◆ **PROBLEM**: Update the data starting with the line containing "Patent image size: (1084, 1233)." and going on through the line containing "The statistical trajectory", changing "legend" to "key" and keeping everything else the same.

◆ **DATA SUPPLIED**:
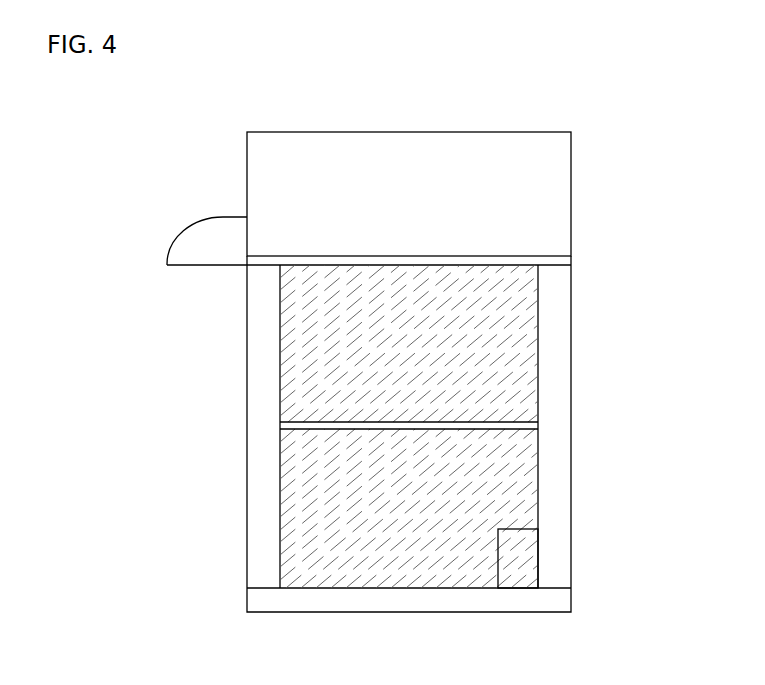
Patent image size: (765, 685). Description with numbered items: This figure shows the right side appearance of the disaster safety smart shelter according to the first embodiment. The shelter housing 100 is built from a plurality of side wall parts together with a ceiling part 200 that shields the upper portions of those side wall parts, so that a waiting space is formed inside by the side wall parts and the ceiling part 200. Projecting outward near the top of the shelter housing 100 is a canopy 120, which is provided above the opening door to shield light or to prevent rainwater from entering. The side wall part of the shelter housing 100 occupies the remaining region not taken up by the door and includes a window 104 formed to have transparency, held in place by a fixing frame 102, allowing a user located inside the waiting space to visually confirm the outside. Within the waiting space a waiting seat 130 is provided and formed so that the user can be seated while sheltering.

The ceiling part 200 is at (222, 147).
The shelter housing 100 is at (224, 486).
The canopy 120 is at (178, 237).
The fixing frame 102 is at (312, 422).
The window 104 is at (497, 389).
The waiting seat 130 is at (520, 528).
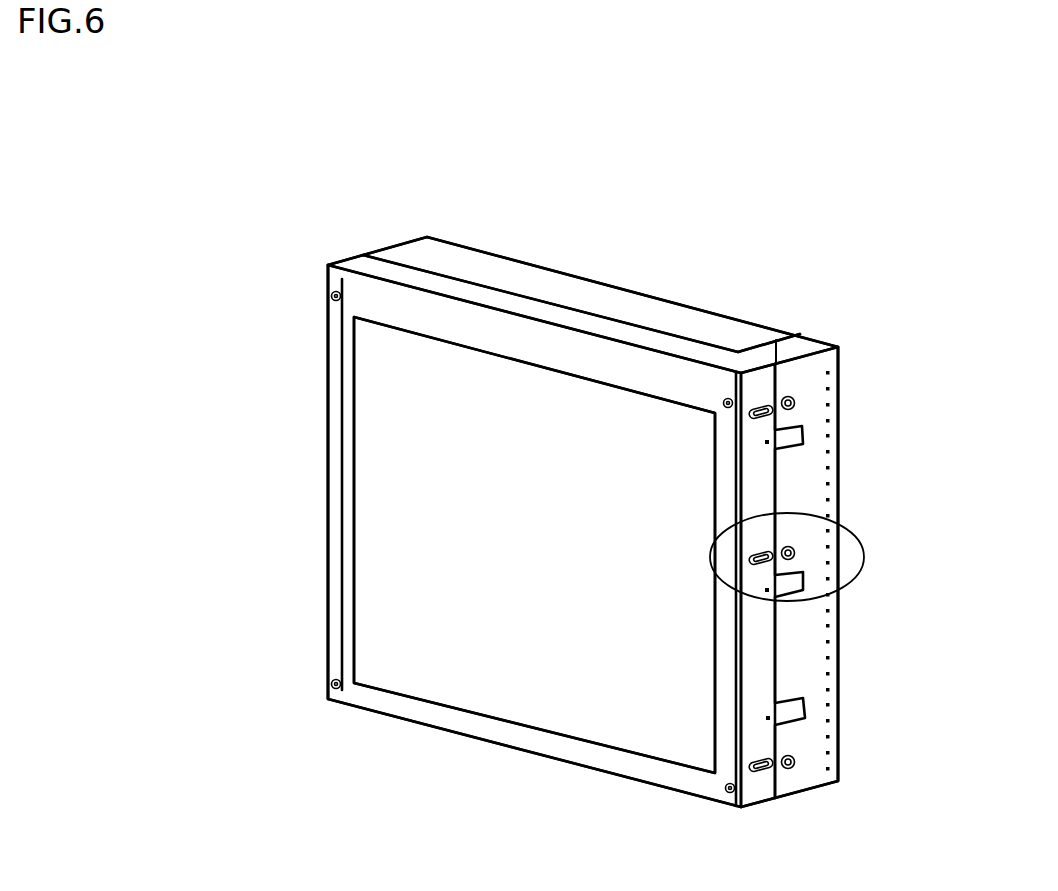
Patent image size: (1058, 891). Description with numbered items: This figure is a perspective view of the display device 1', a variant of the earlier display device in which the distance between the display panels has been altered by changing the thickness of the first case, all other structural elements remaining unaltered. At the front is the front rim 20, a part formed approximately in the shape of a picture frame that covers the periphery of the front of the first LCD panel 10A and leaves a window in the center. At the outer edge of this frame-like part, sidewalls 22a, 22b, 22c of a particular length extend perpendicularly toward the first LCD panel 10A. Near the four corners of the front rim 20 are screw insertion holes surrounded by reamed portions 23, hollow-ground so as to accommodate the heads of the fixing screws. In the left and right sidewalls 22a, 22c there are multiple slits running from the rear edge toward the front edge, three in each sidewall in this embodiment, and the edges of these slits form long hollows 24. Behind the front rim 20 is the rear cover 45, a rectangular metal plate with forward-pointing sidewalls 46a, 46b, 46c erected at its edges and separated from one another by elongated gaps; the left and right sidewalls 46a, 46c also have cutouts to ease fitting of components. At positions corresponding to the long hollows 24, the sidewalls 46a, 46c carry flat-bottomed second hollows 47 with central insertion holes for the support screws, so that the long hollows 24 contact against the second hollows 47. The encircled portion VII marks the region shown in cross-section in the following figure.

The display device 1' is at (467, 446).
The first LCD panel 10A is at (385, 533).
The front rim 20 is at (531, 741).
The sidewall 22a is at (751, 650).
The sidewall 22b is at (528, 297).
The sidewall 22c is at (348, 258).
The reamed portions 23 is at (333, 291).
The long hollows 24 is at (748, 413).
The rear cover 45 is at (818, 675).
The sidewall 46a is at (818, 482).
The sidewall 46b is at (610, 298).
The sidewall 46c is at (403, 242).
The second hollows 47 is at (796, 404).
The portion VII is at (862, 571).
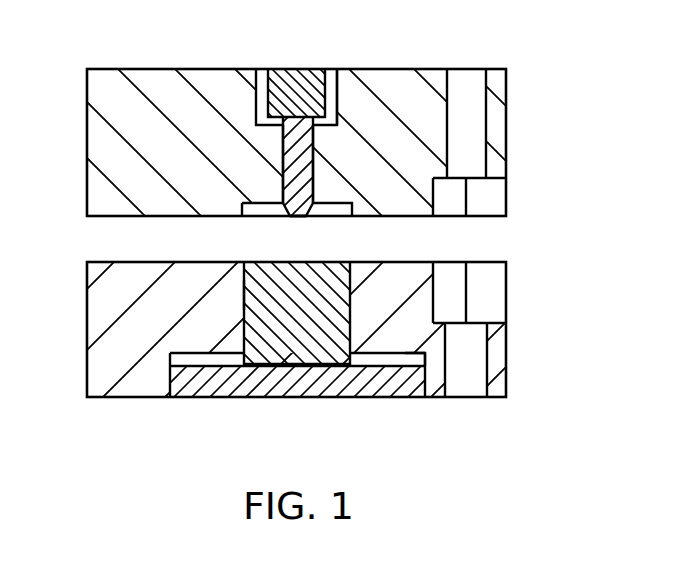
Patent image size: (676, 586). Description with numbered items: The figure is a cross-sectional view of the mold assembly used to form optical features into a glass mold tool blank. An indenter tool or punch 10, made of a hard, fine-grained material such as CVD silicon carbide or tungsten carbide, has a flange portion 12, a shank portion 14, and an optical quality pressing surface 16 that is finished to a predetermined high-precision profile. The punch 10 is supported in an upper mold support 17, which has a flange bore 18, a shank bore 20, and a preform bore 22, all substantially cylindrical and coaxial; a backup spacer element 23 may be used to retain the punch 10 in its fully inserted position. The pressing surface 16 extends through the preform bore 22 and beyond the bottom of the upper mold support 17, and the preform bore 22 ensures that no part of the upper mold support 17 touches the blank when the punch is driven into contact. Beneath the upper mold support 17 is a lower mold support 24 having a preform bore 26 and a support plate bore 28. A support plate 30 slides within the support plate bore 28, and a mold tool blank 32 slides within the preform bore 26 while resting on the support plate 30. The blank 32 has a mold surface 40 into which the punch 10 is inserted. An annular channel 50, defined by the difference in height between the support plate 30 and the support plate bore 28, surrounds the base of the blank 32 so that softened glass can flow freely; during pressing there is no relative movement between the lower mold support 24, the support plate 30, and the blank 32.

The indenter tool or punch 10 is at (287, 147).
The flange portion 12 is at (340, 118).
The shank portion 14 is at (313, 172).
The optical quality pressing surface 16 is at (310, 217).
The upper mold support 17 is at (507, 119).
The flange bore 18 is at (336, 90).
The shank bore 20 is at (282, 173).
The preform bore 22 is at (345, 216).
The backup spacer element 23 is at (309, 68).
The lower mold support 24 is at (97, 333).
The preform bore 26 is at (246, 292).
The support plate bore 28 is at (407, 368).
The support plate 30 is at (225, 383).
The mold tool blank 32 is at (260, 262).
The mold surface 40 is at (290, 262).
The annular channel 50 is at (198, 357).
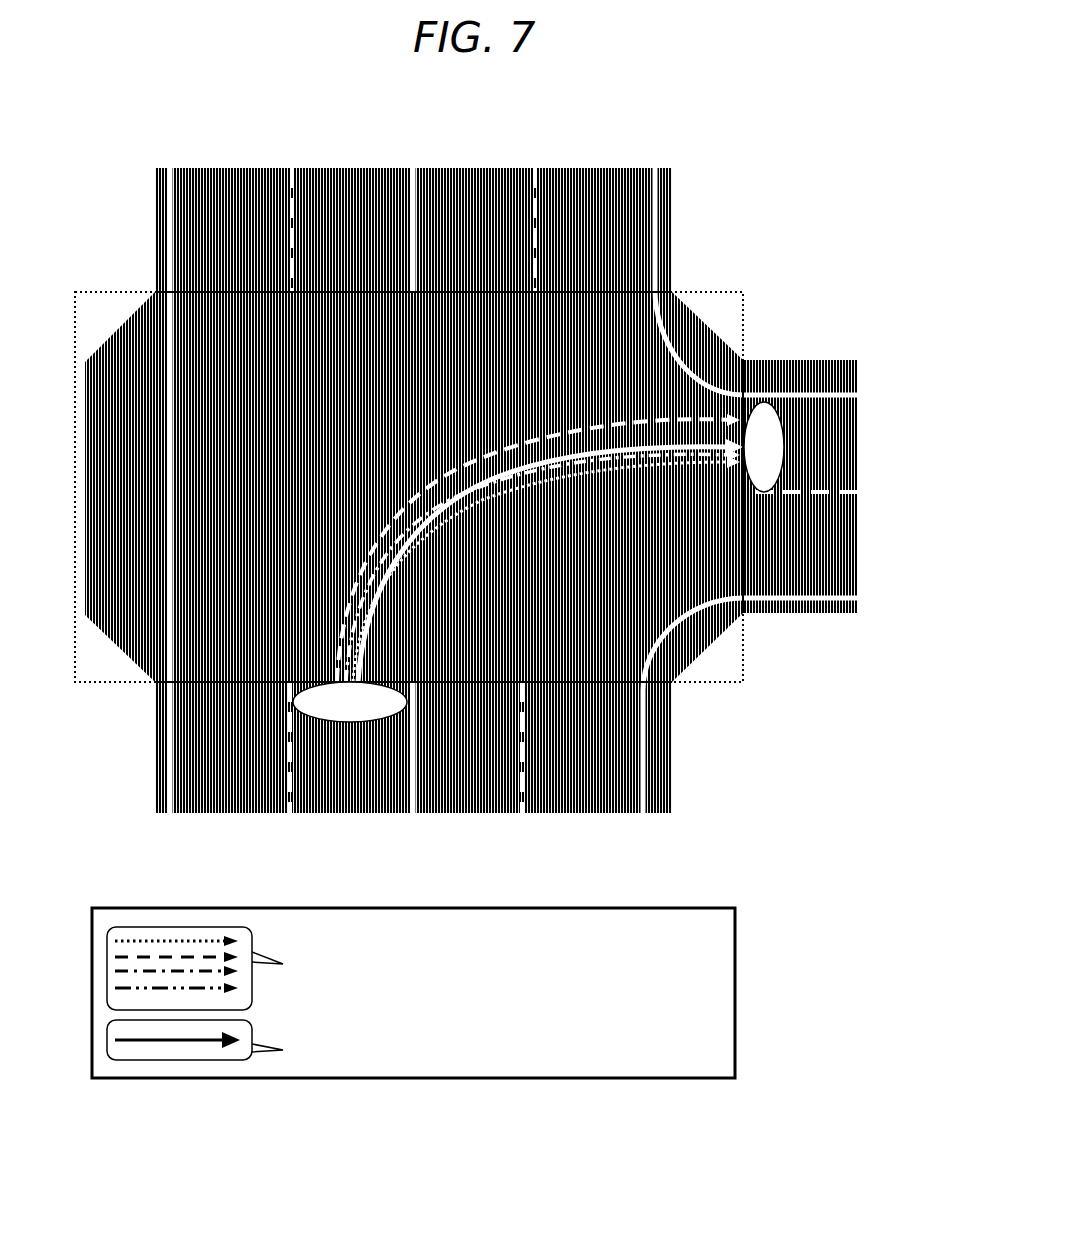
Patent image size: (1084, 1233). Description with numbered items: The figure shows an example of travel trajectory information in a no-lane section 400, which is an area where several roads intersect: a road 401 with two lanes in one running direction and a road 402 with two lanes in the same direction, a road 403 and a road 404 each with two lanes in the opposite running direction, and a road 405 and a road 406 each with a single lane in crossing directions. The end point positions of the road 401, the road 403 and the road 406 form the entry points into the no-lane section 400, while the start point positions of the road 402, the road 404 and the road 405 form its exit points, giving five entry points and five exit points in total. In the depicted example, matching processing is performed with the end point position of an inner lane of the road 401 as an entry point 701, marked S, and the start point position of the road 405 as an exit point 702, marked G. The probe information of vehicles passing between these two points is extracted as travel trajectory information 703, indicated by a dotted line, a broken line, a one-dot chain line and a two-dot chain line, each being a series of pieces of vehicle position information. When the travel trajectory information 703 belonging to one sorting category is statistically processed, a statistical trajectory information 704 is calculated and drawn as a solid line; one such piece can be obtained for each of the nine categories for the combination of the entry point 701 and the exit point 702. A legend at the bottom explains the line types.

The no-lane section 400 is at (744, 323).
The road 401 is at (220, 814).
The road 402 is at (210, 167).
The road 403 is at (476, 167).
The road 404 is at (490, 814).
The road 405 is at (858, 410).
The road 406 is at (860, 578).
The entry point 701 is at (310, 711).
The exit point 702 is at (766, 420).
The travel trajectory information 703 is at (157, 927).
The statistical trajectory information 704 is at (163, 1060).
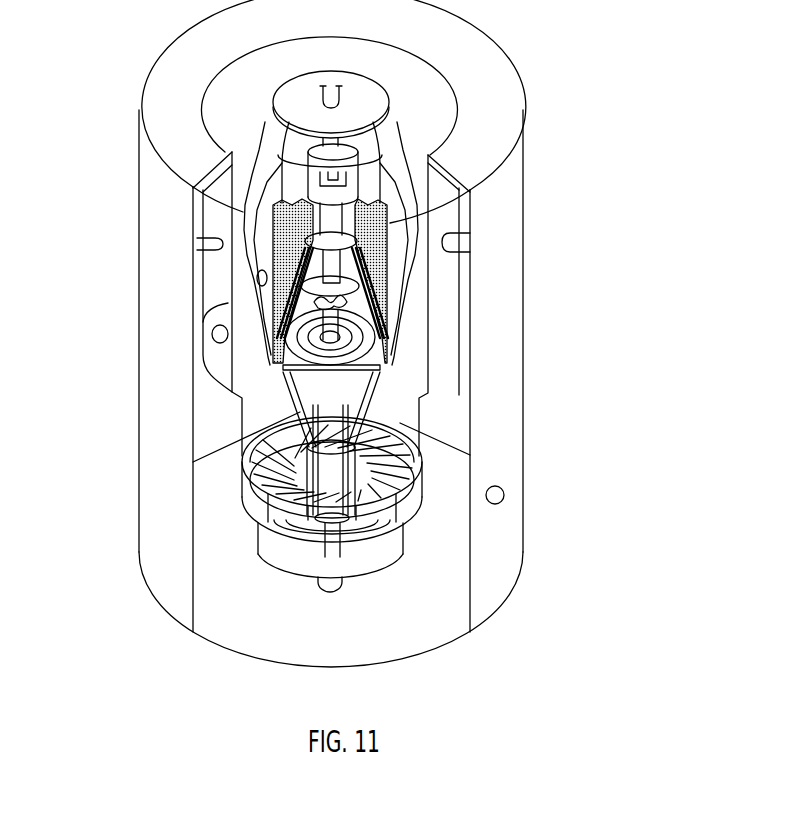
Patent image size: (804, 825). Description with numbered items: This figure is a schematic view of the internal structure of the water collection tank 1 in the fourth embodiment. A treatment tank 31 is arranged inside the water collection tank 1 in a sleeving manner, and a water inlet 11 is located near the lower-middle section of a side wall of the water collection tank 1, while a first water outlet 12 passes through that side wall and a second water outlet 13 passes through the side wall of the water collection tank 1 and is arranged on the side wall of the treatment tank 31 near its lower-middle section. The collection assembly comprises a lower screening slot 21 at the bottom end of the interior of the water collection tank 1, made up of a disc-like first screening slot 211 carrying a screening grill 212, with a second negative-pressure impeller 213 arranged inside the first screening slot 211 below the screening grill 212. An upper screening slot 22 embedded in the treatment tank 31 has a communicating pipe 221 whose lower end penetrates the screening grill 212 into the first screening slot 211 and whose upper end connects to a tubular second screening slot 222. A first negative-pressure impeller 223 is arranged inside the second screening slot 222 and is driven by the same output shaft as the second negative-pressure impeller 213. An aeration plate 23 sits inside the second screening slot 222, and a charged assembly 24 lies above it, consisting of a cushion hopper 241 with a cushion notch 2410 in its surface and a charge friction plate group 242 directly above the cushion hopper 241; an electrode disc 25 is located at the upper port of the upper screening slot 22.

The water collection tank 1 is at (148, 357).
The water inlet 11 is at (505, 502).
The first water outlet 12 is at (262, 275).
The second water outlet 13 is at (280, 374).
The treatment tank 31 is at (222, 216).
The lower screening slot 21 is at (263, 532).
The first screening slot 211 is at (403, 557).
The screening grill 212 is at (372, 484).
The second negative-pressure impeller 213 is at (308, 547).
The upper screening slot 22 is at (385, 328).
The communicating pipe 221 is at (345, 445).
The second screening slot 222 is at (388, 341).
The first negative-pressure impeller 223 is at (378, 281).
The aeration plate 23 is at (300, 394).
The charged assembly 24 is at (385, 228).
The cushion hopper 241 is at (382, 269).
The charge friction plate group 242 is at (205, 247).
The cushion notch 2410 is at (300, 322).
The electrode disc 25 is at (372, 114).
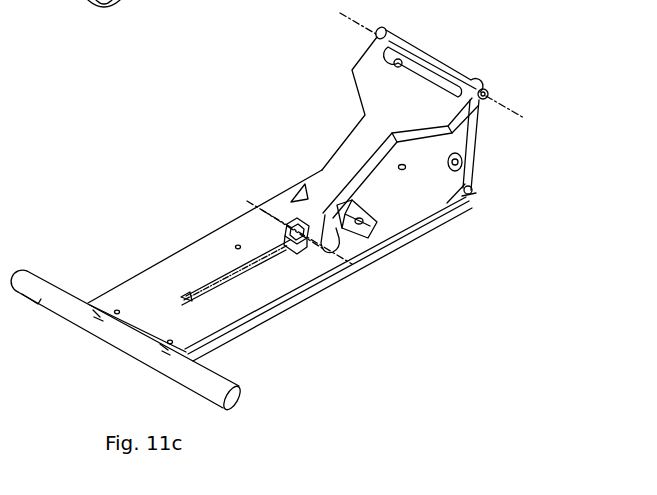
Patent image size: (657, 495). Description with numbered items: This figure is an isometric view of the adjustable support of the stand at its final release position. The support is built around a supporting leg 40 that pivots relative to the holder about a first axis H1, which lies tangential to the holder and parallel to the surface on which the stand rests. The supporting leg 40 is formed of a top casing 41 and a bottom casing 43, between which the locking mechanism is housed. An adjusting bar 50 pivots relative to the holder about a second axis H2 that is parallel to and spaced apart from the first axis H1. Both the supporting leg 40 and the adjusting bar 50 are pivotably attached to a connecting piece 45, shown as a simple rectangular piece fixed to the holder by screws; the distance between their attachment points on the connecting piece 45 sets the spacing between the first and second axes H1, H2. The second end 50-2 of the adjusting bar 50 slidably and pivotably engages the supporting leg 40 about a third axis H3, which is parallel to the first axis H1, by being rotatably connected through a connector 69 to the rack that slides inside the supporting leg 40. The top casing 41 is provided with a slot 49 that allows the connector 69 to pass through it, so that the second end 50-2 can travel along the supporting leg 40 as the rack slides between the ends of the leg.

The supporting leg 40 is at (216, 231).
The top casing 41 is at (176, 267).
The bottom casing 43 is at (430, 233).
The connecting piece 45 is at (477, 150).
The slot 49 is at (232, 283).
The adjusting bar 50 is at (352, 157).
The second end of the adjusting bar 50-2 is at (340, 254).
The connector 69 is at (291, 236).
The first axis H1 is at (472, 192).
The second axis H2 is at (489, 94).
The third axis H3 is at (247, 201).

◆ **ANSWER FOR THIS EXERCISE**:
Patent image size: (1084, 1233). Description with numbered items: The figure shows an example of travel trajectory information in a no-lane section 400, which is an area where several roads intersect: a road 401 with two lanes in one running direction and a road 402 with two lanes in the same direction, a road 403 and a road 404 each with two lanes in the opposite running direction, and a road 405 and a road 406 each with a single lane in crossing directions. The end point positions of the road 401, the road 403 and the road 406 form the entry points into the no-lane section 400, while the start point positions of the road 402, the road 404 and the road 405 form its exit points, giving five entry points and five exit points in total. In the depicted example, matching processing is performed with the end point position of an inner lane of the road 401 as an entry point 701, marked S, and the start point position of the road 405 as an exit point 702, marked G. The probe information of vehicles passing between these two points is extracted as travel trajectory information 703, indicated by a dotted line, a broken line, a one-dot chain line and a two-dot chain line, each being a series of pieces of vehicle position information. When the travel trajectory information 703 belonging to one sorting category is statistically processed, a statistical trajectory information 704 is calculated and drawn as a solid line; one such piece can be obtained for each of the nine categories for the combination of the entry point 701 and the exit point 702. A key at the bottom explains the line types.

The no-lane section 400 is at (744, 323).
The road 401 is at (220, 814).
The road 402 is at (210, 167).
The road 403 is at (476, 167).
The road 404 is at (490, 814).
The road 405 is at (858, 410).
The road 406 is at (860, 578).
The entry point 701 is at (310, 711).
The exit point 702 is at (766, 420).
The travel trajectory information 703 is at (157, 927).
The statistical trajectory information 704 is at (163, 1060).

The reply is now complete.